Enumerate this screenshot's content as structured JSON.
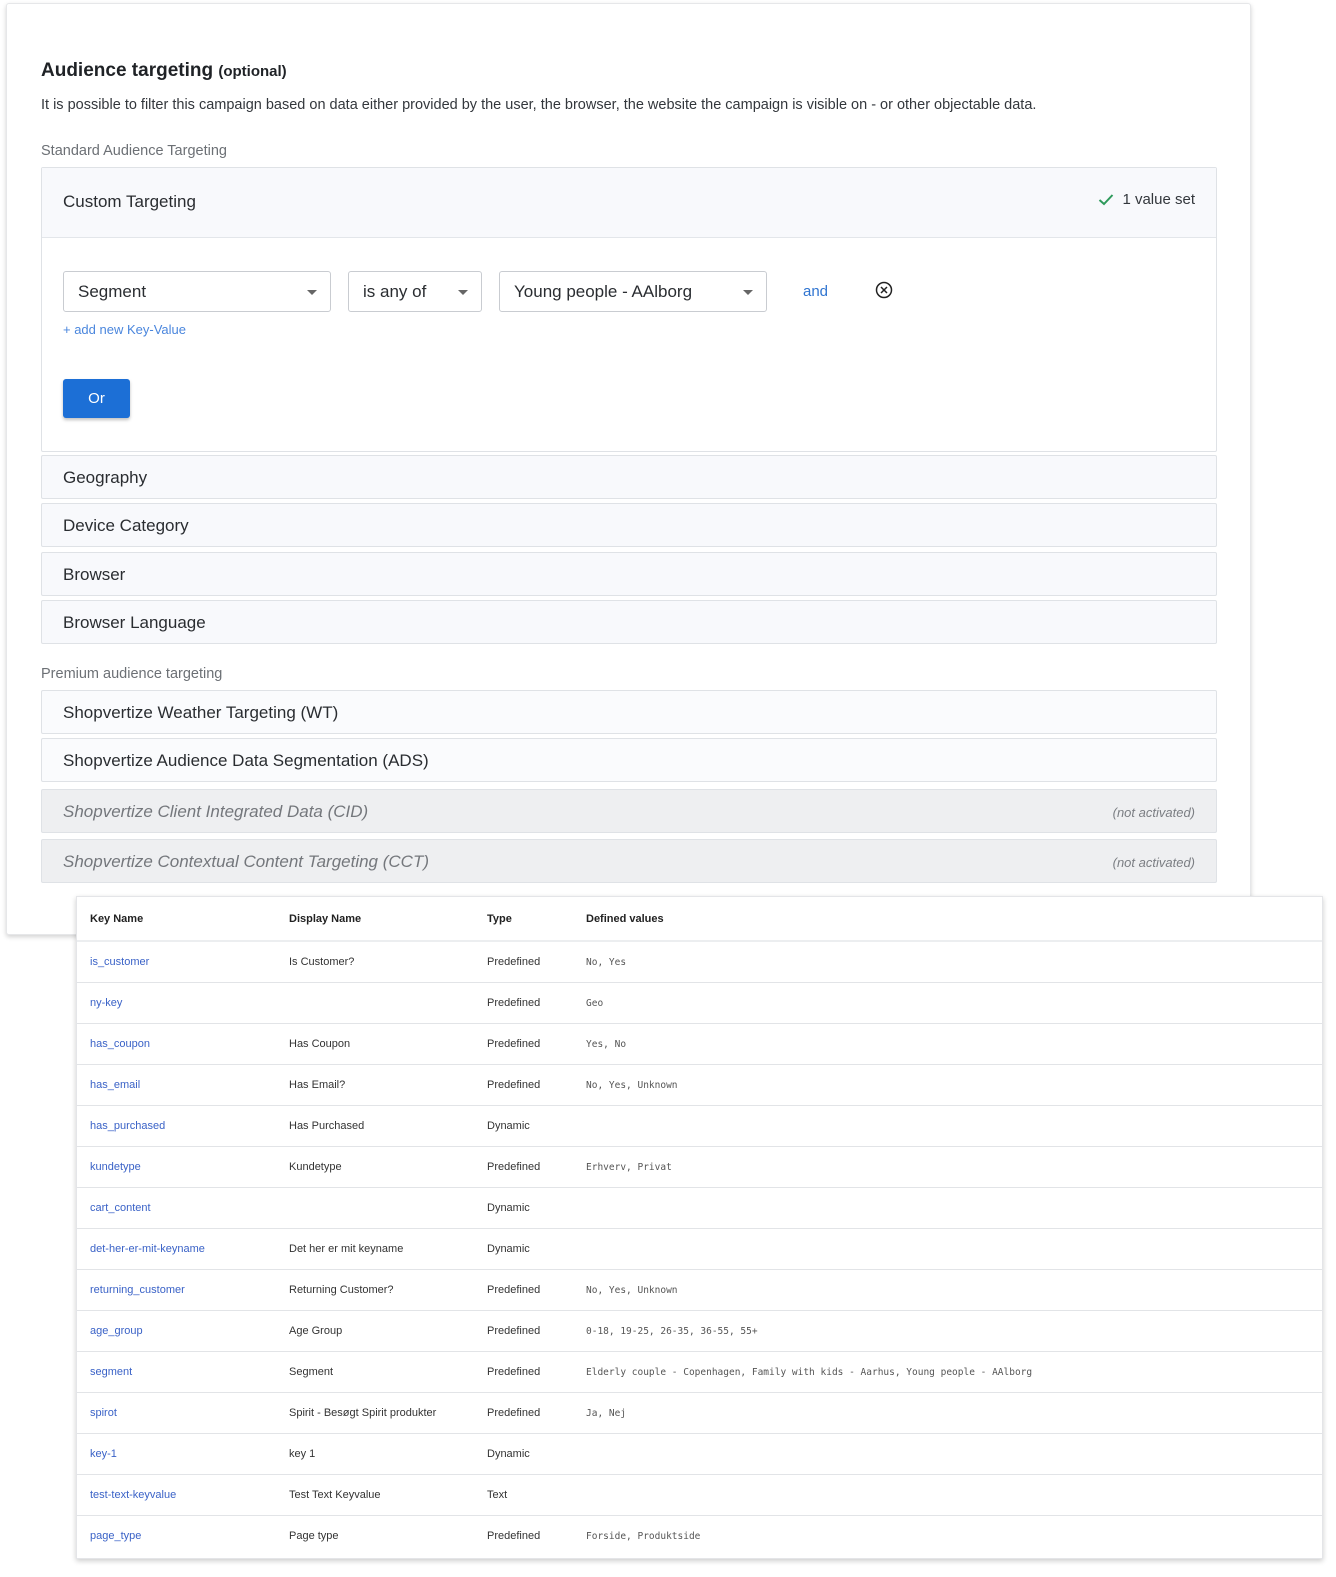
{
  "header": {
    "title": "Audience targeting",
    "title_suffix": "(optional)",
    "description": "It is possible to filter this campaign based on data either provided by the user, the browser, the website the campaign is visible on - or other objectable data."
  },
  "standard": {
    "label": "Standard Audience Targeting",
    "custom": {
      "label": "Custom Targeting",
      "status": "1 value set",
      "status_color": "#2e9a5b",
      "key_select": "Segment",
      "operator_select": "is any of",
      "value_select": "Young people - AAlborg",
      "and_label": "and",
      "add_kv_label": "+ add new Key-Value",
      "or_label": "Or"
    },
    "items": [
      {
        "label": "Geography"
      },
      {
        "label": "Device Category"
      },
      {
        "label": "Browser"
      },
      {
        "label": "Browser Language"
      }
    ]
  },
  "premium": {
    "label": "Premium audience targeting",
    "items": [
      {
        "label": "Shopvertize Weather Targeting (WT)",
        "status": ""
      },
      {
        "label": "Shopvertize Audience Data Segmentation (ADS)",
        "status": ""
      },
      {
        "label": "Shopvertize Client Integrated Data (CID)",
        "status": "(not activated)"
      },
      {
        "label": "Shopvertize Contextual Content Targeting (CCT)",
        "status": "(not activated)"
      }
    ]
  },
  "keys_table": {
    "columns": [
      "Key Name",
      "Display Name",
      "Type",
      "Defined values"
    ],
    "rows": [
      [
        "is_customer",
        "Is Customer?",
        "Predefined",
        "No, Yes"
      ],
      [
        "ny-key",
        "",
        "Predefined",
        "Geo"
      ],
      [
        "has_coupon",
        "Has Coupon",
        "Predefined",
        "Yes, No"
      ],
      [
        "has_email",
        "Has Email?",
        "Predefined",
        "No, Yes, Unknown"
      ],
      [
        "has_purchased",
        "Has Purchased",
        "Dynamic",
        ""
      ],
      [
        "kundetype",
        "Kundetype",
        "Predefined",
        "Erhverv, Privat"
      ],
      [
        "cart_content",
        "",
        "Dynamic",
        ""
      ],
      [
        "det-her-er-mit-keyname",
        "Det her er mit keyname",
        "Dynamic",
        ""
      ],
      [
        "returning_customer",
        "Returning Customer?",
        "Predefined",
        "No, Yes, Unknown"
      ],
      [
        "age_group",
        "Age Group",
        "Predefined",
        "0-18, 19-25, 26-35, 36-55, 55+"
      ],
      [
        "segment",
        "Segment",
        "Predefined",
        "Elderly couple - Copenhagen, Family with kids - Aarhus, Young people - AAlborg"
      ],
      [
        "spirot",
        "Spirit - Besøgt Spirit produkter",
        "Predefined",
        "Ja, Nej"
      ],
      [
        "key-1",
        "key 1",
        "Dynamic",
        ""
      ],
      [
        "test-text-keyvalue",
        "Test Text Keyvalue",
        "Text",
        ""
      ],
      [
        "page_type",
        "Page type",
        "Predefined",
        "Forside, Produktside"
      ]
    ]
  }
}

▬▬▬▬▬▬▬▬▬▬

> Brief
Working from the lines above, reproduce the material exactly and exclude its pictures.

> Solution to this task
Enumerate this screenshot's content as structured JSON.
{
  "header": {
    "title": "Audience targeting",
    "title_suffix": "(optional)",
    "description": "It is possible to filter this campaign based on data either provided by the user, the browser, the website the campaign is visible on - or other objectable data."
  },
  "standard": {
    "label": "Standard Audience Targeting",
    "custom": {
      "label": "Custom Targeting",
      "status": "1 value set",
      "status_color": "#2e9a5b",
      "key_select": "Segment",
      "operator_select": "is any of",
      "value_select": "Young people - AAlborg",
      "and_label": "and",
      "add_kv_label": "+ add new Key-Value",
      "or_label": "Or"
    },
    "items": [
      {
        "label": "Geography"
      },
      {
        "label": "Device Category"
      },
      {
        "label": "Browser"
      },
      {
        "label": "Browser Language"
      }
    ]
  },
  "premium": {
    "label": "Premium audience targeting",
    "items": [
      {
        "label": "Shopvertize Weather Targeting (WT)",
        "status": ""
      },
      {
        "label": "Shopvertize Audience Data Segmentation (ADS)",
        "status": ""
      },
      {
        "label": "Shopvertize Client Integrated Data (CID)",
        "status": "(not activated)"
      },
      {
        "label": "Shopvertize Contextual Content Targeting (CCT)",
        "status": "(not activated)"
      }
    ]
  },
  "keys_table": {
    "columns": [
      "Key Name",
      "Display Name",
      "Type",
      "Defined values"
    ],
    "rows": [
      [
        "is_customer",
        "Is Customer?",
        "Predefined",
        "No, Yes"
      ],
      [
        "ny-key",
        "",
        "Predefined",
        "Geo"
      ],
      [
        "has_coupon",
        "Has Coupon",
        "Predefined",
        "Yes, No"
      ],
      [
        "has_email",
        "Has Email?",
        "Predefined",
        "No, Yes, Unknown"
      ],
      [
        "has_purchased",
        "Has Purchased",
        "Dynamic",
        ""
      ],
      [
        "kundetype",
        "Kundetype",
        "Predefined",
        "Erhverv, Privat"
      ],
      [
        "cart_content",
        "",
        "Dynamic",
        ""
      ],
      [
        "det-her-er-mit-keyname",
        "Det her er mit keyname",
        "Dynamic",
        ""
      ],
      [
        "returning_customer",
        "Returning Customer?",
        "Predefined",
        "No, Yes, Unknown"
      ],
      [
        "age_group",
        "Age Group",
        "Predefined",
        "0-18, 19-25, 26-35, 36-55, 55+"
      ],
      [
        "segment",
        "Segment",
        "Predefined",
        "Elderly couple - Copenhagen, Family with kids - Aarhus, Young people - AAlborg"
      ],
      [
        "spirot",
        "Spirit - Besøgt Spirit produkter",
        "Predefined",
        "Ja, Nej"
      ],
      [
        "key-1",
        "key 1",
        "Dynamic",
        ""
      ],
      [
        "test-text-keyvalue",
        "Test Text Keyvalue",
        "Text",
        ""
      ],
      [
        "page_type",
        "Page type",
        "Predefined",
        "Forside, Produktside"
      ]
    ]
  }
}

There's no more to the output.